### Saved entries

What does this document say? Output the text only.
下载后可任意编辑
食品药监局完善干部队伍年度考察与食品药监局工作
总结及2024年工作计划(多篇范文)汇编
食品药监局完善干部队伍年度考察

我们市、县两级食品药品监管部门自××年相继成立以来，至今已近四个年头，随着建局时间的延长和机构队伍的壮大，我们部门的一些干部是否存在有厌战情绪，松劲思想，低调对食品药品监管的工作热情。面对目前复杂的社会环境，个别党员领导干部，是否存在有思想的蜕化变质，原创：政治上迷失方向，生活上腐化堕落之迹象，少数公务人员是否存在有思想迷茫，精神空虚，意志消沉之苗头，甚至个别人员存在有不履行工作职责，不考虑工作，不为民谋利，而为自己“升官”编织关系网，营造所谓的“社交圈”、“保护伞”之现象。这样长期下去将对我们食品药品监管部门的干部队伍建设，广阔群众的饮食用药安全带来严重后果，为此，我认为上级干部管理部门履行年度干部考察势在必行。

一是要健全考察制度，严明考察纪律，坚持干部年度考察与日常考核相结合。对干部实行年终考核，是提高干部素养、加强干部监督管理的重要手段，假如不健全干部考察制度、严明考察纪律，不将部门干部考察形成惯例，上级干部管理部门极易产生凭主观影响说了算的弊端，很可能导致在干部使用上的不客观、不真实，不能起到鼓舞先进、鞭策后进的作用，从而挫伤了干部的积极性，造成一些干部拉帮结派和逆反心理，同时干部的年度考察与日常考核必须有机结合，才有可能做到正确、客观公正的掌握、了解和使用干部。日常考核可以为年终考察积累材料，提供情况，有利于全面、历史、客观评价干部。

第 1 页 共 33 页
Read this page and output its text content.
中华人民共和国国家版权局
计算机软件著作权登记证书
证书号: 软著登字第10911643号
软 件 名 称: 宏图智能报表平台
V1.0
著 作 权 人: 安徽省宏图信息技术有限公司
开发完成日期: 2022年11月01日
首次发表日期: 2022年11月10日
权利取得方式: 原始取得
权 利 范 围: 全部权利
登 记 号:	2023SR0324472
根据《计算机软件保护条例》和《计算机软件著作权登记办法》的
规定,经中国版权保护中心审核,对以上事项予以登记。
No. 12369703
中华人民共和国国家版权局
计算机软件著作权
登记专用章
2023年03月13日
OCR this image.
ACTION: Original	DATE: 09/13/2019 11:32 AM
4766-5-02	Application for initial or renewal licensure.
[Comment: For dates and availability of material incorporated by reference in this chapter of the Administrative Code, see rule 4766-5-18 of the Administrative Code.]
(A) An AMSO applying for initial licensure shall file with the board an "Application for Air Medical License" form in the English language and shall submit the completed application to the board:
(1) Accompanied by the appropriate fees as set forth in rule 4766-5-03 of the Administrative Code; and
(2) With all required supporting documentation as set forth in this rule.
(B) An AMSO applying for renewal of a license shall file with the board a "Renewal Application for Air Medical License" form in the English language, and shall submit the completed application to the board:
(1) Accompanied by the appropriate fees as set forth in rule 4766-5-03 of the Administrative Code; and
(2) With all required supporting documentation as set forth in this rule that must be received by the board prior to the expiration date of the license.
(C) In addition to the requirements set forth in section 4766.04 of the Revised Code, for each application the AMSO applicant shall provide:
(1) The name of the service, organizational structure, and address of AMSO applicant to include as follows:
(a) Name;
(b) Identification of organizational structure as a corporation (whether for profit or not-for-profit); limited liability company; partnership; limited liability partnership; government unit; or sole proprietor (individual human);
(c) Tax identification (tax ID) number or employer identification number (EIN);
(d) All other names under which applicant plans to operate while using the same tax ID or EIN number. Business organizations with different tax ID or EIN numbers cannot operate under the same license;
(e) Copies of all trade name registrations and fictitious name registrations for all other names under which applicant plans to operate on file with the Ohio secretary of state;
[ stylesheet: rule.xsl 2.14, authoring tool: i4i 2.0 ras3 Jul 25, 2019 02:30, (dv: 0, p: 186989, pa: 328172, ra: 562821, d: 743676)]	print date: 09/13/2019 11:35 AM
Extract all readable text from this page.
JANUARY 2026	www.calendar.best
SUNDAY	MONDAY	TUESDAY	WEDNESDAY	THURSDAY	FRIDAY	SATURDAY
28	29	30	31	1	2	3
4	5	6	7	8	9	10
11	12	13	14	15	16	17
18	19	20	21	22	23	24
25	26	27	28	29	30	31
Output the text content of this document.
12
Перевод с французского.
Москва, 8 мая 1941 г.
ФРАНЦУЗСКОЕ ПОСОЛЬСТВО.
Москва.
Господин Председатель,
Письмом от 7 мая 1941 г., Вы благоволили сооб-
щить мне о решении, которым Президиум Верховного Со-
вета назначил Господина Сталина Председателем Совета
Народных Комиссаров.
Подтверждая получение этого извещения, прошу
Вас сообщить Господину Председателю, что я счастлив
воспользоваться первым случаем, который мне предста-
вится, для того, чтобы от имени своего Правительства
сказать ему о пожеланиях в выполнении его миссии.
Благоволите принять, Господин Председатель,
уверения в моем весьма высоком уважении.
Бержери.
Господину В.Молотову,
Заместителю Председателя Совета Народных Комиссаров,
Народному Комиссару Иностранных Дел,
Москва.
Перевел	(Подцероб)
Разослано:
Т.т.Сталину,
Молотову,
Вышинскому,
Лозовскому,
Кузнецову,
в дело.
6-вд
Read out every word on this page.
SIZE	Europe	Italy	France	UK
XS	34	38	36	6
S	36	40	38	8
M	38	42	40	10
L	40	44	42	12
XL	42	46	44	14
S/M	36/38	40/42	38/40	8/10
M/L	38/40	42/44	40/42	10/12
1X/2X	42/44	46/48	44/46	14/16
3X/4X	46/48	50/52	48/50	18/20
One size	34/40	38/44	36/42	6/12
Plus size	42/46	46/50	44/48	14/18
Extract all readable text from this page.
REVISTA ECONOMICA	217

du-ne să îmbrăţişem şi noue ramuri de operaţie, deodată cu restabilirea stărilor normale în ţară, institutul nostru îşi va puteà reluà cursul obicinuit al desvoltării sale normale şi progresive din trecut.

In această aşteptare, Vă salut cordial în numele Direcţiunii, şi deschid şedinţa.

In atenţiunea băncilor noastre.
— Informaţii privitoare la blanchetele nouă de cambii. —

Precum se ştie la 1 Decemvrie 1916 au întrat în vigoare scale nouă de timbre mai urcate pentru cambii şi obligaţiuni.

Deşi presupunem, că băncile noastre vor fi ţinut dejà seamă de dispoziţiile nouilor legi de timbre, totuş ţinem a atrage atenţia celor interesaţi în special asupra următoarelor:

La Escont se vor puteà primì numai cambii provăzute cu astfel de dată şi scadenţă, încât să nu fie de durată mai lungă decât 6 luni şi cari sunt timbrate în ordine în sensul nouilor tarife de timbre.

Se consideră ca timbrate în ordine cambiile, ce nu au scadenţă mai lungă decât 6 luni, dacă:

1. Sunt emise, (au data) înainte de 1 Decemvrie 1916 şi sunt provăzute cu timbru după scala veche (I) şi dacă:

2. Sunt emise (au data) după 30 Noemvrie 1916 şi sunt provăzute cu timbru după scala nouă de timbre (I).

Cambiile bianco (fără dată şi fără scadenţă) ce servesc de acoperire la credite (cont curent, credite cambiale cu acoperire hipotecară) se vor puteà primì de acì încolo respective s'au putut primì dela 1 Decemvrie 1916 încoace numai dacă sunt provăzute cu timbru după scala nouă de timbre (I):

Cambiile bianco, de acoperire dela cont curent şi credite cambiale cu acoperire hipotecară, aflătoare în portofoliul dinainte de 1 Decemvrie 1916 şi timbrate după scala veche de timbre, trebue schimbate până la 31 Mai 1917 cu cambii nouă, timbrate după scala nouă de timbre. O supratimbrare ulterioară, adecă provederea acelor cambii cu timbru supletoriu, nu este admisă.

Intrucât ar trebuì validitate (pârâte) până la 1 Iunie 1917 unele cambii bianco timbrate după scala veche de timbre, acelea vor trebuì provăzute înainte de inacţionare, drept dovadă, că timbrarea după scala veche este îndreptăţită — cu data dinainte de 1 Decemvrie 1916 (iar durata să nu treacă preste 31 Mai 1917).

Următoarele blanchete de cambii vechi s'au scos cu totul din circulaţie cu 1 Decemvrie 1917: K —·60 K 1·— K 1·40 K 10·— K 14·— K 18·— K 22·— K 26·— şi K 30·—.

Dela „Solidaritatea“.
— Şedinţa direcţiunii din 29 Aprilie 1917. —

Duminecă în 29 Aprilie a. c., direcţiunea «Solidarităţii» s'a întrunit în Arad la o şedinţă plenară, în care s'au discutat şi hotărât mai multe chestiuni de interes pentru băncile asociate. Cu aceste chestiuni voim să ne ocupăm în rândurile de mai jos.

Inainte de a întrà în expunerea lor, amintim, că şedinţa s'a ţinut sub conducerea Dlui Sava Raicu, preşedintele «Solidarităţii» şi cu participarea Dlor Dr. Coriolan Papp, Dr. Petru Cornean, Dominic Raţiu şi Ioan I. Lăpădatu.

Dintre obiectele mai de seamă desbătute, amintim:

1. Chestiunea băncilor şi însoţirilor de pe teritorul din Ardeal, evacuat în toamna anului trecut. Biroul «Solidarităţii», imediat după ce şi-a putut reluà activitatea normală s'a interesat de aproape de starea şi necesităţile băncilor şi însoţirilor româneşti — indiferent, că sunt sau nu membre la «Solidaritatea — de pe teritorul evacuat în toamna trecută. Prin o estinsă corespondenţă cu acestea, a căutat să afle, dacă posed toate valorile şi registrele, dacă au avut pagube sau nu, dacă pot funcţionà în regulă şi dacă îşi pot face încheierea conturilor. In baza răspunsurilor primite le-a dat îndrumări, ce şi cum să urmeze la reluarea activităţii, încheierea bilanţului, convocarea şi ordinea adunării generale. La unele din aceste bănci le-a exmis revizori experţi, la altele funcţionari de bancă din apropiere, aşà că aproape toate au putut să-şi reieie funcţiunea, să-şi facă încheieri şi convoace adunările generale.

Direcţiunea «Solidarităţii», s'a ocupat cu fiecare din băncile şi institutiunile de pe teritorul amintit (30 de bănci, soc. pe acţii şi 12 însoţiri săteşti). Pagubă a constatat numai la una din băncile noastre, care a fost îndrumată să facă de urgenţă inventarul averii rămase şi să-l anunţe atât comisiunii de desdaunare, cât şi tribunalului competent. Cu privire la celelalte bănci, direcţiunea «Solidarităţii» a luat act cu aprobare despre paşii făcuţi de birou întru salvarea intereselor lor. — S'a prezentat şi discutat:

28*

### TASK INSTRUCTIONS
Lines containing the string "amintim" are to be selected and copied.

### WRITTEN RESPONSE
Inainte de a întrà în expunerea lor, amintim, că şedinţa s'a ţinut sub conducerea Dlui Sava Raicu, preşedintele «Solidarităţii» şi cu participarea Dlor Dr. Coriolan Papp, Dr. Petru Cornean, Dominic Raţiu şi Ioan I. Lăpădatu.
Dintre obiectele mai de seamă desbătute, amintim:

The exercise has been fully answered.